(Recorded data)
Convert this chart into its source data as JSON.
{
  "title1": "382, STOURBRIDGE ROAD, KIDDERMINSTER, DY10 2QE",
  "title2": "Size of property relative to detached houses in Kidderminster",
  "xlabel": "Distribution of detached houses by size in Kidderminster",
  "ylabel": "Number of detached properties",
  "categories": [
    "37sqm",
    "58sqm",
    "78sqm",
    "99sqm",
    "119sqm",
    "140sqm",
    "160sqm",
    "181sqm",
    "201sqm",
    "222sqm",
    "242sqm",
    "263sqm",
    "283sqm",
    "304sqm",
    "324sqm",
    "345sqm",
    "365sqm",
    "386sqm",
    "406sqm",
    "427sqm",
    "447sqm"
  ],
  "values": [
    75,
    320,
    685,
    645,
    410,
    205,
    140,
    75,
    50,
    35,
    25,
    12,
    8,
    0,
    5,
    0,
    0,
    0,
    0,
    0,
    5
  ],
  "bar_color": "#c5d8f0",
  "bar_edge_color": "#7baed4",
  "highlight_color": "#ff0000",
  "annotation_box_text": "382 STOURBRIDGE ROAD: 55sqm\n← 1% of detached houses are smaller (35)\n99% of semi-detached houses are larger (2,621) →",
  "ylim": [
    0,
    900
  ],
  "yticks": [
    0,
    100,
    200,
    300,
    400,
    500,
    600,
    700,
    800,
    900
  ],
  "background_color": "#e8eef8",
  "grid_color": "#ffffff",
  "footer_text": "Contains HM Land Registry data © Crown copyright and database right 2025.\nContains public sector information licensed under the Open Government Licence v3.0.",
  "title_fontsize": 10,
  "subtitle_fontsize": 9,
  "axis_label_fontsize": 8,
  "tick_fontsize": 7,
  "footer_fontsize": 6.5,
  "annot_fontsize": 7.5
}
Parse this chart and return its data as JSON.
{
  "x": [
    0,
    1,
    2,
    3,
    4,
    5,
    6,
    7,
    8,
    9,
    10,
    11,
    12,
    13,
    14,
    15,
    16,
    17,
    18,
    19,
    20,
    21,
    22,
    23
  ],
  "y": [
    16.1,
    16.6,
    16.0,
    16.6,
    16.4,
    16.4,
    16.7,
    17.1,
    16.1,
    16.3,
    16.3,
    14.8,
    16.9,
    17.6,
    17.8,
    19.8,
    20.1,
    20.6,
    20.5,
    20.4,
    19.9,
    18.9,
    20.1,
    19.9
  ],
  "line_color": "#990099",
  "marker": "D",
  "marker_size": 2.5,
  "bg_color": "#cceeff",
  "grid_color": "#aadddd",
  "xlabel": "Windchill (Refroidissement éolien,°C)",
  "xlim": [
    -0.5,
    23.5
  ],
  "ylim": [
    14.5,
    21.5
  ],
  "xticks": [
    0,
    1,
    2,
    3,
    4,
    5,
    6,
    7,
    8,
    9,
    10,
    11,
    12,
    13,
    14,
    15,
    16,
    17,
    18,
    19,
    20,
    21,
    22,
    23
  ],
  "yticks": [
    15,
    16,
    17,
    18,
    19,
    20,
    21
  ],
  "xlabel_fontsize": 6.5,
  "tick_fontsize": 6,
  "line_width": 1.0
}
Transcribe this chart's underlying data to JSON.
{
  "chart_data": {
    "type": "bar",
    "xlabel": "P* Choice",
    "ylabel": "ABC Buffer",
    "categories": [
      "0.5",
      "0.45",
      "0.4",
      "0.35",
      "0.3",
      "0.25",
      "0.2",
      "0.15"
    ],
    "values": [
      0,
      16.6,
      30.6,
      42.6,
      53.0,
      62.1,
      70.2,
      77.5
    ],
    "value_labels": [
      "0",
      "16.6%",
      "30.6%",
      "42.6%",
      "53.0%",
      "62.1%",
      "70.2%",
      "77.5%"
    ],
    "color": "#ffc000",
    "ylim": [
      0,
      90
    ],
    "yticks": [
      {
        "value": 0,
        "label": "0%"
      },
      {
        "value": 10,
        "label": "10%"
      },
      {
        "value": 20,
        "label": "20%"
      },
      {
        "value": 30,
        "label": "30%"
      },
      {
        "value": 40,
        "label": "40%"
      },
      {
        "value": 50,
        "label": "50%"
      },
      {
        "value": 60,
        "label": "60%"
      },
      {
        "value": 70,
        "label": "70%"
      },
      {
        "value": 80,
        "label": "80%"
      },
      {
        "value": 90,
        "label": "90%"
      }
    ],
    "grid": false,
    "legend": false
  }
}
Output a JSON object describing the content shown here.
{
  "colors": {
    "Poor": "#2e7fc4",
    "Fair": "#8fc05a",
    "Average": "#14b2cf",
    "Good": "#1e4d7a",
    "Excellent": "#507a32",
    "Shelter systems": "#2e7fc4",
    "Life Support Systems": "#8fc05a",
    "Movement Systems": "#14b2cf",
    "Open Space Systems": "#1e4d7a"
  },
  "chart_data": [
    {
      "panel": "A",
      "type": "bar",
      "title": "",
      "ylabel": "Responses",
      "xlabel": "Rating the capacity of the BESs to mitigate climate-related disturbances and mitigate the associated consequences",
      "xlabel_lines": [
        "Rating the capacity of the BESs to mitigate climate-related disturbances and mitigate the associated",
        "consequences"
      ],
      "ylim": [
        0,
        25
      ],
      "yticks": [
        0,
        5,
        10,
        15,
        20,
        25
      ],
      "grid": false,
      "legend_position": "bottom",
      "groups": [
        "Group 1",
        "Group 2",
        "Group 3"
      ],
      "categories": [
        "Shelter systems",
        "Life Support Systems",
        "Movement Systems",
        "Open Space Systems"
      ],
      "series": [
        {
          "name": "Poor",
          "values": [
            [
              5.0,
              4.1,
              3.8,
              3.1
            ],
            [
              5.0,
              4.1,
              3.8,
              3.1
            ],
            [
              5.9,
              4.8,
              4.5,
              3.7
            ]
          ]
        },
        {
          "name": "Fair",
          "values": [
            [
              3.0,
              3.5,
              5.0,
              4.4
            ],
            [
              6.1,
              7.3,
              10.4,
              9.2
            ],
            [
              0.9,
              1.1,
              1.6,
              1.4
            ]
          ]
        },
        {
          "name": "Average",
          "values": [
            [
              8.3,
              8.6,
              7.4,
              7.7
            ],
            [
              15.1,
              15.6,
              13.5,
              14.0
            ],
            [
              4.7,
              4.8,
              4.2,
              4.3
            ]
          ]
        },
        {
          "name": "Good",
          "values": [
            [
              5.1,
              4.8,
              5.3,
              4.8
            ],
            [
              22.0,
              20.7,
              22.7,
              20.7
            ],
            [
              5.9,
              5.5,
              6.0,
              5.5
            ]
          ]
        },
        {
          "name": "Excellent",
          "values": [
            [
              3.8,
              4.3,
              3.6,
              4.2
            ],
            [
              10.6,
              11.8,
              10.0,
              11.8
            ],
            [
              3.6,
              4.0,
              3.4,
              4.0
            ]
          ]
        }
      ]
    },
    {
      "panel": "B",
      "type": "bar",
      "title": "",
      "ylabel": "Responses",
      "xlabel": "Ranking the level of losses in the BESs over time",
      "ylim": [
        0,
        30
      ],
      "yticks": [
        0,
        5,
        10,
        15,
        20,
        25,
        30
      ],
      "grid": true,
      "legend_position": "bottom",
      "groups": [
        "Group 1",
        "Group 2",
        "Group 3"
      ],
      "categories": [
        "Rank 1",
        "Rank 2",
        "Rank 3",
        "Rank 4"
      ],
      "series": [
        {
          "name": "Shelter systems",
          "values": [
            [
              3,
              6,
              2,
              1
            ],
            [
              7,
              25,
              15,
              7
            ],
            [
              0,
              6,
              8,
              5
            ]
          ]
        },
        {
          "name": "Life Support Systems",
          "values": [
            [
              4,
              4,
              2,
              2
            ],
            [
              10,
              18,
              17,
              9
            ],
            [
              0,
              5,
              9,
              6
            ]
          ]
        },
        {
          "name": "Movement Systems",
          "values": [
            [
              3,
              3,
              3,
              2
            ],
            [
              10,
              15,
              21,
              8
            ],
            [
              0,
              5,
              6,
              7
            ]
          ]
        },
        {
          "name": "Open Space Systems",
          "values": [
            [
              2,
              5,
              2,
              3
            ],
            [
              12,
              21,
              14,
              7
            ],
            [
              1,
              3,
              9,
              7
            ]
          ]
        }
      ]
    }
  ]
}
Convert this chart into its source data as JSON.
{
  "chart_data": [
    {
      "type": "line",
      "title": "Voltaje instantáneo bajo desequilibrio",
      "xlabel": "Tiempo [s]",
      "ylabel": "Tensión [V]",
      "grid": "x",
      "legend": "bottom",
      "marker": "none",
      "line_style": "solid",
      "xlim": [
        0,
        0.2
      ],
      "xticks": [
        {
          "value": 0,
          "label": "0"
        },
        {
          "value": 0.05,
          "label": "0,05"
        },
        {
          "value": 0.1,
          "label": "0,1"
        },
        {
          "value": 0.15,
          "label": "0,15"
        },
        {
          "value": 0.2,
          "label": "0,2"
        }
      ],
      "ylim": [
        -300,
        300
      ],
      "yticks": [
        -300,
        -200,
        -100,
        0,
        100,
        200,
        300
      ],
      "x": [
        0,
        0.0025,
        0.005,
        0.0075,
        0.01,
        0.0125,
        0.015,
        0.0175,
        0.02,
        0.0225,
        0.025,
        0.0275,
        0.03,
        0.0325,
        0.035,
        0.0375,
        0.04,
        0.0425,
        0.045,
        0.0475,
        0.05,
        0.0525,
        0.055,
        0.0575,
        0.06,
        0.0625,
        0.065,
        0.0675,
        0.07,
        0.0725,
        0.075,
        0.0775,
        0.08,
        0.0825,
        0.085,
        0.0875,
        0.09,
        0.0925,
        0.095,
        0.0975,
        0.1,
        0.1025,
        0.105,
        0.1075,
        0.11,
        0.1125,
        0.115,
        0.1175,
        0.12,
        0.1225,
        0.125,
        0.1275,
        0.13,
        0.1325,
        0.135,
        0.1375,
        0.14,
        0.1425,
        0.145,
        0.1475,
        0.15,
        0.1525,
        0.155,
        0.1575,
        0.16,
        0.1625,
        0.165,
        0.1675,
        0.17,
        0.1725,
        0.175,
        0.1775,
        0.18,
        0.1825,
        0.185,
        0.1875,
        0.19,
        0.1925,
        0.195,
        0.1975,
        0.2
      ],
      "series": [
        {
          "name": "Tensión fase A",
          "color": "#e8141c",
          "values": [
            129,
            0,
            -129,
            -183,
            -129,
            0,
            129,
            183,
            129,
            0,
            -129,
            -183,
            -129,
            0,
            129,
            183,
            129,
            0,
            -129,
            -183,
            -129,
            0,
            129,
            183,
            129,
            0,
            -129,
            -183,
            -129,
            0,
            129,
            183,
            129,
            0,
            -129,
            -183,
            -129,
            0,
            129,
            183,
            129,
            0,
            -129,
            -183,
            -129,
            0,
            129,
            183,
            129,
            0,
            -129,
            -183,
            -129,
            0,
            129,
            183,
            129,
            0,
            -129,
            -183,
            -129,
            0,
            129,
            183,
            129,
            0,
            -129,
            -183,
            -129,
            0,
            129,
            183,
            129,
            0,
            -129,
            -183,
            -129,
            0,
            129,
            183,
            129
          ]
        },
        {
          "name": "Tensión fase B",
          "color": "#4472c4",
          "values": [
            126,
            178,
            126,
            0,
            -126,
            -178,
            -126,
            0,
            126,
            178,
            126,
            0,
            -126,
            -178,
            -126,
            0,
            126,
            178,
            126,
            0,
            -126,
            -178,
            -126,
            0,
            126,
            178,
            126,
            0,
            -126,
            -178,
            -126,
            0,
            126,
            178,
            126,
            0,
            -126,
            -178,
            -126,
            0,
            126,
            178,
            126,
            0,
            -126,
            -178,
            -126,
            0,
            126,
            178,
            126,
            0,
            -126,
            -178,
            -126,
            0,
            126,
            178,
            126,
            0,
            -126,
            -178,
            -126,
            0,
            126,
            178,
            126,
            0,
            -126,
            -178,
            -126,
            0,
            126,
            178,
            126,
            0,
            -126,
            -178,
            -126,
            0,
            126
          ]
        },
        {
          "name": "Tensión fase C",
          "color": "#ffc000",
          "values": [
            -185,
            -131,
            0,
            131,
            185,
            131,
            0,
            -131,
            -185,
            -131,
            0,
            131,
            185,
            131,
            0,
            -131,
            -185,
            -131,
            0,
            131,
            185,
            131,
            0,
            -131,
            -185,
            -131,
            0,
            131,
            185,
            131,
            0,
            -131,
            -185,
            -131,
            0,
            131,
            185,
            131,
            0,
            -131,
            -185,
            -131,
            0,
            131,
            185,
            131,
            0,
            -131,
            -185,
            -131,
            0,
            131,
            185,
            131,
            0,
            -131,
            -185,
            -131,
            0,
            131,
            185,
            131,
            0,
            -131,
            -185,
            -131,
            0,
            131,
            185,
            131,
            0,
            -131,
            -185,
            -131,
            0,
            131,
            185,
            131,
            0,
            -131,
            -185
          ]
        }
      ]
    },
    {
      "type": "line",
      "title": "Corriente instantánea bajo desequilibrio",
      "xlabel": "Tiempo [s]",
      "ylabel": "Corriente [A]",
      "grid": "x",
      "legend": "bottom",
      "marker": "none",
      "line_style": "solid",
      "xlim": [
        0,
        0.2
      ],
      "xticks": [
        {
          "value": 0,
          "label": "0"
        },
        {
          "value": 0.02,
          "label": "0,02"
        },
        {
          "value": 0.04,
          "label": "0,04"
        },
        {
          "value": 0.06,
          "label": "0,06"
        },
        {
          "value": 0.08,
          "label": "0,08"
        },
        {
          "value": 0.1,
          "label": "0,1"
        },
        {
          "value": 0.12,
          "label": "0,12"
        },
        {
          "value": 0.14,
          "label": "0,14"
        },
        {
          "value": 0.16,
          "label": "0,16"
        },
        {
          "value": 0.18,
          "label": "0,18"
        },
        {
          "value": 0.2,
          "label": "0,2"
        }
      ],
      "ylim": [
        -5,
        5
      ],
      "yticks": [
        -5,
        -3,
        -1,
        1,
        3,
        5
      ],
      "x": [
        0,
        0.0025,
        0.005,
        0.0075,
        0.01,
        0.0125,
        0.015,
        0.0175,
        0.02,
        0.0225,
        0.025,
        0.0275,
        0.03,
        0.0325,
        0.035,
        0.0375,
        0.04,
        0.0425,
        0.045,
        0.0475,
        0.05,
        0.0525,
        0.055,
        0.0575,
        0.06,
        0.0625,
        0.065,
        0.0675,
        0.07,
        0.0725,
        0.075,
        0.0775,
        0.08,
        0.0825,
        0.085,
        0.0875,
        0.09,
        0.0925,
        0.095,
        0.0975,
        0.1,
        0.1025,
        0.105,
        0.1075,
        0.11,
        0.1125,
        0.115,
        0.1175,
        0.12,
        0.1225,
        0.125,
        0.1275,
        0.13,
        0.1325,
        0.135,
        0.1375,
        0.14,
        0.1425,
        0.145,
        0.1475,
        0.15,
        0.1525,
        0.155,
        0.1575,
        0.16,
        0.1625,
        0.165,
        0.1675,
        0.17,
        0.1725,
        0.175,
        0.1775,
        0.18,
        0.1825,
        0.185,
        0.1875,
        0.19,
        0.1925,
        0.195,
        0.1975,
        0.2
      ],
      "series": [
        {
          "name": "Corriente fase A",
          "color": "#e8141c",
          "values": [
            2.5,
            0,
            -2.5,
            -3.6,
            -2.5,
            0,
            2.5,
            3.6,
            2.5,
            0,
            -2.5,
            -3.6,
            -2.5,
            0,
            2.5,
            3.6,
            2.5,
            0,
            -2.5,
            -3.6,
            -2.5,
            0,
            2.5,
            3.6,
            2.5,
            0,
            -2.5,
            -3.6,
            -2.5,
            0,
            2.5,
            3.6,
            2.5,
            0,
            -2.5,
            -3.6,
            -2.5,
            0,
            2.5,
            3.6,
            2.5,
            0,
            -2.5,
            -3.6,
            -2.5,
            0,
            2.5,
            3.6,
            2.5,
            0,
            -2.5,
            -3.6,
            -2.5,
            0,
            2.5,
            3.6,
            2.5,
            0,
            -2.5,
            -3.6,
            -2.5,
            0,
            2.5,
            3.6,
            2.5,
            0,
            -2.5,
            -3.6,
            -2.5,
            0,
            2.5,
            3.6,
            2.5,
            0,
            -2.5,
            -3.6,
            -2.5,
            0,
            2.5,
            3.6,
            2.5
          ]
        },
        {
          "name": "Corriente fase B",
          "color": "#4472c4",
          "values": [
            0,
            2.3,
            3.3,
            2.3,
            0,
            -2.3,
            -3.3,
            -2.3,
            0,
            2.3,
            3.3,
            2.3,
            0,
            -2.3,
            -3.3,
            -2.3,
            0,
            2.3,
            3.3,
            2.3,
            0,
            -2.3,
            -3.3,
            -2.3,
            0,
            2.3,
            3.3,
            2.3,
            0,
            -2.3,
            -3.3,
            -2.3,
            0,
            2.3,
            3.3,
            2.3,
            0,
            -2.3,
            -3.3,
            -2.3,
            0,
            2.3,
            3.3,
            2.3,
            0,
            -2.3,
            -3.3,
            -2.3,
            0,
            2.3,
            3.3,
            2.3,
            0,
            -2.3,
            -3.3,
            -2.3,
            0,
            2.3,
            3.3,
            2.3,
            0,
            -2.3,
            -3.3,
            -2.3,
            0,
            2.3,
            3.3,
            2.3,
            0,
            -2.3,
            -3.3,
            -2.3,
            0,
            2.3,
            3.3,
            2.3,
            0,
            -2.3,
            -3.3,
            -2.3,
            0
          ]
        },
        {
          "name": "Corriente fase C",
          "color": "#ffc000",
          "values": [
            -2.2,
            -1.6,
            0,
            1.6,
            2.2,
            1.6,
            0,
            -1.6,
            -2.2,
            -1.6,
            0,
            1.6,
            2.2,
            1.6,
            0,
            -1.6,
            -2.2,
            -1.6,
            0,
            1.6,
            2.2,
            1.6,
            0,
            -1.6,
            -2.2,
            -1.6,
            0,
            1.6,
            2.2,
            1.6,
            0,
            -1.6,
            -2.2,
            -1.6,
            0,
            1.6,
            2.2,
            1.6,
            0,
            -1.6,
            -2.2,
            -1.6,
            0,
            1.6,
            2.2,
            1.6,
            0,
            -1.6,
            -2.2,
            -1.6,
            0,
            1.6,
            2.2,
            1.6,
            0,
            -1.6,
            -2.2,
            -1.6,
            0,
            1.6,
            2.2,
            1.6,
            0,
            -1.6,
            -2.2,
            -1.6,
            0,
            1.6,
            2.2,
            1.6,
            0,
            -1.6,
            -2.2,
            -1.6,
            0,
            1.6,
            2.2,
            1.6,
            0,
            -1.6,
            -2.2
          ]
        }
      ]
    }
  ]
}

▶ **WRITTEN INSTRUCTION**: Extract every line above containing the word "Rating".

▶ **WRITTEN ANSWER**:
      "xlabel": "Rating the capacity of the BESs to mitigate climate-related disturbances and mitigate the associated consequences",
        "Rating the capacity of the BESs to mitigate climate-related disturbances and mitigate the associated",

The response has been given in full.